┌─ TASK MATERIAL

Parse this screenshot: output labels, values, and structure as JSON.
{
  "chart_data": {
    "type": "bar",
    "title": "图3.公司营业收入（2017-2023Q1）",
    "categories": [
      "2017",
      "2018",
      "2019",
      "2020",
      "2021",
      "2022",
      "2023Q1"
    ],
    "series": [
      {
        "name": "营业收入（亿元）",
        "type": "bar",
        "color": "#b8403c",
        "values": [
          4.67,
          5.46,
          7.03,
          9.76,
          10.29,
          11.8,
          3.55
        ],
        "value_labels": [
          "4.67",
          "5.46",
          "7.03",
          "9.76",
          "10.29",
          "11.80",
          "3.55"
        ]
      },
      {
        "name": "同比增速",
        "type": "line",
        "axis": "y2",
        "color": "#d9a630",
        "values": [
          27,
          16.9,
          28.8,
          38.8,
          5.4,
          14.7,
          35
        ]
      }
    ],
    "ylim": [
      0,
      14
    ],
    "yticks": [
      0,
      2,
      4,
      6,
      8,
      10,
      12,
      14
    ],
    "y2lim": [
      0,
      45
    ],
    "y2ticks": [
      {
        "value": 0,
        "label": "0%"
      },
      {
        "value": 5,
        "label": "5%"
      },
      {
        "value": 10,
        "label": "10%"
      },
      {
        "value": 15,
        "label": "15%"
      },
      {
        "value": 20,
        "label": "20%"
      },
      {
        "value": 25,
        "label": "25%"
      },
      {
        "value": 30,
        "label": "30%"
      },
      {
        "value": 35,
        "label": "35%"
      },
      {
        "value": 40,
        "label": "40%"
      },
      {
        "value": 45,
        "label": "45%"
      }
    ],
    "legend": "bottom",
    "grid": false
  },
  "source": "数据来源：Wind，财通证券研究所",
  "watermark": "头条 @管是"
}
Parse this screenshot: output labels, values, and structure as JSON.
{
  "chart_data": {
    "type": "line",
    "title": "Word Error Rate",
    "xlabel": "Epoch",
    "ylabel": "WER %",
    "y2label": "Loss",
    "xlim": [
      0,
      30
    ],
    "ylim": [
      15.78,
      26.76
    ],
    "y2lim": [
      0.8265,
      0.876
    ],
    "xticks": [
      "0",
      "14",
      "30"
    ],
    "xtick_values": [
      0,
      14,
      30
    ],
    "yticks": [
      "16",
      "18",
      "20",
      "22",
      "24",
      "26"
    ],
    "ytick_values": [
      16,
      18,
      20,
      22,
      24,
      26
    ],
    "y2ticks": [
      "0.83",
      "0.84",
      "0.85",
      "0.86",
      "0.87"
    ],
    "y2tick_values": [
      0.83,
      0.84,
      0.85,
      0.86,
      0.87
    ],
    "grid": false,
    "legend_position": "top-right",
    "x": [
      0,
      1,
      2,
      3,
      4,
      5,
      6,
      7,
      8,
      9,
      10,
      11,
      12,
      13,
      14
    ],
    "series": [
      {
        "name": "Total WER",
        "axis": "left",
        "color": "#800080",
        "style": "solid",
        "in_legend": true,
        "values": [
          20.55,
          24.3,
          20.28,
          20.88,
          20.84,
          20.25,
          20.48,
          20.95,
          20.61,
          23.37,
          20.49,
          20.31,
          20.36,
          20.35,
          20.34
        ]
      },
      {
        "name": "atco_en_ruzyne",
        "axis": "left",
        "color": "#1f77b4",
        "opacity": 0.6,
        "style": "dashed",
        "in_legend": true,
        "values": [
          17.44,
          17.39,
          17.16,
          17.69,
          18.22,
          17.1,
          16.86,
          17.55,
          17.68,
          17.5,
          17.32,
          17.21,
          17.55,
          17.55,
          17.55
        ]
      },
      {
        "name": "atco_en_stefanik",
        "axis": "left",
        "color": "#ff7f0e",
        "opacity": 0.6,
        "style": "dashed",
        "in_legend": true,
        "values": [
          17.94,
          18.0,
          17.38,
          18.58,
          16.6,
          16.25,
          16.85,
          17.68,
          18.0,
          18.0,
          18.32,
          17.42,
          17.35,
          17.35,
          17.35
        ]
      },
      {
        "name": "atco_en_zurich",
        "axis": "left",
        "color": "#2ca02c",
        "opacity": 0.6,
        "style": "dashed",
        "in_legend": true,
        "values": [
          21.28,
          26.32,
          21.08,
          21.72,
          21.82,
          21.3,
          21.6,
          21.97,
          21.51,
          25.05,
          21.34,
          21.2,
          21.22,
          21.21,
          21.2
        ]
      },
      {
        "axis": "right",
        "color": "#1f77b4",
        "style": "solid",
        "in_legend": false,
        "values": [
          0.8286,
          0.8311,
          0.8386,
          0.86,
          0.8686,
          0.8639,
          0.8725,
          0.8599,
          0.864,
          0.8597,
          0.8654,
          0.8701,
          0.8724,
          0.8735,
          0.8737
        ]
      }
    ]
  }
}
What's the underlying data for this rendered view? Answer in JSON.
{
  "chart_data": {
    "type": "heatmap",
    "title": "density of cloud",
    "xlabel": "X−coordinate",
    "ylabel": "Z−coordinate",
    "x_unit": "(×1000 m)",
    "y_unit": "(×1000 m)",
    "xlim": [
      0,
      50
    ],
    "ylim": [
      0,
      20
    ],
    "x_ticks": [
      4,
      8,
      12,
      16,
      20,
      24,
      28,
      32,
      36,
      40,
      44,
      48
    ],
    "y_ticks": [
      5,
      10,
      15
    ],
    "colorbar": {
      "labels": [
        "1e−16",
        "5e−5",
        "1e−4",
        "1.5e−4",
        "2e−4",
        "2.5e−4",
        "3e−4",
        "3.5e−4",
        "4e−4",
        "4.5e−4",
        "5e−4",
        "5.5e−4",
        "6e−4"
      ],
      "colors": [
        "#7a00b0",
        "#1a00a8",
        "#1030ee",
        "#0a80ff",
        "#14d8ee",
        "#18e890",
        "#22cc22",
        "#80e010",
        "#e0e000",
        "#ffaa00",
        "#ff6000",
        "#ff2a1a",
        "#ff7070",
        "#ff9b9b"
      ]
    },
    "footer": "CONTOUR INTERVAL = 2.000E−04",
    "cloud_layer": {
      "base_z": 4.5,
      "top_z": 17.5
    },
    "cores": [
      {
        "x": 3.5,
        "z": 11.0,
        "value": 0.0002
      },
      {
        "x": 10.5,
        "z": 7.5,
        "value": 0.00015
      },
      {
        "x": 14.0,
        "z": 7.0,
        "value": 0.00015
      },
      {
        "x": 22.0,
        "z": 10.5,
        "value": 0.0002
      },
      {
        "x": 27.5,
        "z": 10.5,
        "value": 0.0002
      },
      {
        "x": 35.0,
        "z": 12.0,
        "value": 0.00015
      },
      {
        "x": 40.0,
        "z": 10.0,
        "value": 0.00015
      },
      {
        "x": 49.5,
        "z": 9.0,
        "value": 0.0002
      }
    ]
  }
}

└─

- [THE TASK]:
Restate the listing in full, word for word.

- [TASK RESPONSE]:
Parse this screenshot: output labels, values, and structure as JSON.
{
  "chart_data": {
    "type": "bar",
    "title": "图3.公司营业收入（2017-2023Q1）",
    "categories": [
      "2017",
      "2018",
      "2019",
      "2020",
      "2021",
      "2022",
      "2023Q1"
    ],
    "series": [
      {
        "name": "营业收入（亿元）",
        "type": "bar",
        "color": "#b8403c",
        "values": [
          4.67,
          5.46,
          7.03,
          9.76,
          10.29,
          11.8,
          3.55
        ],
        "value_labels": [
          "4.67",
          "5.46",
          "7.03",
          "9.76",
          "10.29",
          "11.80",
          "3.55"
        ]
      },
      {
        "name": "同比增速",
        "type": "line",
        "axis": "y2",
        "color": "#d9a630",
        "values": [
          27,
          16.9,
          28.8,
          38.8,
          5.4,
          14.7,
          35
        ]
      }
    ],
    "ylim": [
      0,
      14
    ],
    "yticks": [
      0,
      2,
      4,
      6,
      8,
      10,
      12,
      14
    ],
    "y2lim": [
      0,
      45
    ],
    "y2ticks": [
      {
        "value": 0,
        "label": "0%"
      },
      {
        "value": 5,
        "label": "5%"
      },
      {
        "value": 10,
        "label": "10%"
      },
      {
        "value": 15,
        "label": "15%"
      },
      {
        "value": 20,
        "label": "20%"
      },
      {
        "value": 25,
        "label": "25%"
      },
      {
        "value": 30,
        "label": "30%"
      },
      {
        "value": 35,
        "label": "35%"
      },
      {
        "value": 40,
        "label": "40%"
      },
      {
        "value": 45,
        "label": "45%"
      }
    ],
    "legend": "bottom",
    "grid": false
  },
  "source": "数据来源：Wind，财通证券研究所",
  "watermark": "头条 @管是"
}
Parse this screenshot: output labels, values, and structure as JSON.
{
  "chart_data": {
    "type": "line",
    "title": "Word Error Rate",
    "xlabel": "Epoch",
    "ylabel": "WER %",
    "y2label": "Loss",
    "xlim": [
      0,
      30
    ],
    "ylim": [
      15.78,
      26.76
    ],
    "y2lim": [
      0.8265,
      0.876
    ],
    "xticks": [
      "0",
      "14",
      "30"
    ],
    "xtick_values": [
      0,
      14,
      30
    ],
    "yticks": [
      "16",
      "18",
      "20",
      "22",
      "24",
      "26"
    ],
    "ytick_values": [
      16,
      18,
      20,
      22,
      24,
      26
    ],
    "y2ticks": [
      "0.83",
      "0.84",
      "0.85",
      "0.86",
      "0.87"
    ],
    "y2tick_values": [
      0.83,
      0.84,
      0.85,
      0.86,
      0.87
    ],
    "grid": false,
    "legend_position": "top-right",
    "x": [
      0,
      1,
      2,
      3,
      4,
      5,
      6,
      7,
      8,
      9,
      10,
      11,
      12,
      13,
      14
    ],
    "series": [
      {
        "name": "Total WER",
        "axis": "left",
        "color": "#800080",
        "style": "solid",
        "in_legend": true,
        "values": [
          20.55,
          24.3,
          20.28,
          20.88,
          20.84,
          20.25,
          20.48,
          20.95,
          20.61,
          23.37,
          20.49,
          20.31,
          20.36,
          20.35,
          20.34
        ]
      },
      {
        "name": "atco_en_ruzyne",
        "axis": "left",
        "color": "#1f77b4",
        "opacity": 0.6,
        "style": "dashed",
        "in_legend": true,
        "values": [
          17.44,
          17.39,
          17.16,
          17.69,
          18.22,
          17.1,
          16.86,
          17.55,
          17.68,
          17.5,
          17.32,
          17.21,
          17.55,
          17.55,
          17.55
        ]
      },
      {
        "name": "atco_en_stefanik",
        "axis": "left",
        "color": "#ff7f0e",
        "opacity": 0.6,
        "style": "dashed",
        "in_legend": true,
        "values": [
          17.94,
          18.0,
          17.38,
          18.58,
          16.6,
          16.25,
          16.85,
          17.68,
          18.0,
          18.0,
          18.32,
          17.42,
          17.35,
          17.35,
          17.35
        ]
      },
      {
        "name": "atco_en_zurich",
        "axis": "left",
        "color": "#2ca02c",
        "opacity": 0.6,
        "style": "dashed",
        "in_legend": true,
        "values": [
          21.28,
          26.32,
          21.08,
          21.72,
          21.82,
          21.3,
          21.6,
          21.97,
          21.51,
          25.05,
          21.34,
          21.2,
          21.22,
          21.21,
          21.2
        ]
      },
      {
        "axis": "right",
        "color": "#1f77b4",
        "style": "solid",
        "in_legend": false,
        "values": [
          0.8286,
          0.8311,
          0.8386,
          0.86,
          0.8686,
          0.8639,
          0.8725,
          0.8599,
          0.864,
          0.8597,
          0.8654,
          0.8701,
          0.8724,
          0.8735,
          0.8737
        ]
      }
    ]
  }
}
What's the underlying data for this rendered view? Answer in JSON.
{
  "chart_data": {
    "type": "heatmap",
    "title": "density of cloud",
    "xlabel": "X−coordinate",
    "ylabel": "Z−coordinate",
    "x_unit": "(×1000 m)",
    "y_unit": "(×1000 m)",
    "xlim": [
      0,
      50
    ],
    "ylim": [
      0,
      20
    ],
    "x_ticks": [
      4,
      8,
      12,
      16,
      20,
      24,
      28,
      32,
      36,
      40,
      44,
      48
    ],
    "y_ticks": [
      5,
      10,
      15
    ],
    "colorbar": {
      "labels": [
        "1e−16",
        "5e−5",
        "1e−4",
        "1.5e−4",
        "2e−4",
        "2.5e−4",
        "3e−4",
        "3.5e−4",
        "4e−4",
        "4.5e−4",
        "5e−4",
        "5.5e−4",
        "6e−4"
      ],
      "colors": [
        "#7a00b0",
        "#1a00a8",
        "#1030ee",
        "#0a80ff",
        "#14d8ee",
        "#18e890",
        "#22cc22",
        "#80e010",
        "#e0e000",
        "#ffaa00",
        "#ff6000",
        "#ff2a1a",
        "#ff7070",
        "#ff9b9b"
      ]
    },
    "footer": "CONTOUR INTERVAL = 2.000E−04",
    "cloud_layer": {
      "base_z": 4.5,
      "top_z": 17.5
    },
    "cores": [
      {
        "x": 3.5,
        "z": 11.0,
        "value": 0.0002
      },
      {
        "x": 10.5,
        "z": 7.5,
        "value": 0.00015
      },
      {
        "x": 14.0,
        "z": 7.0,
        "value": 0.00015
      },
      {
        "x": 22.0,
        "z": 10.5,
        "value": 0.0002
      },
      {
        "x": 27.5,
        "z": 10.5,
        "value": 0.0002
      },
      {
        "x": 35.0,
        "z": 12.0,
        "value": 0.00015
      },
      {
        "x": 40.0,
        "z": 10.0,
        "value": 0.00015
      },
      {
        "x": 49.5,
        "z": 9.0,
        "value": 0.0002
      }
    ]
  }
}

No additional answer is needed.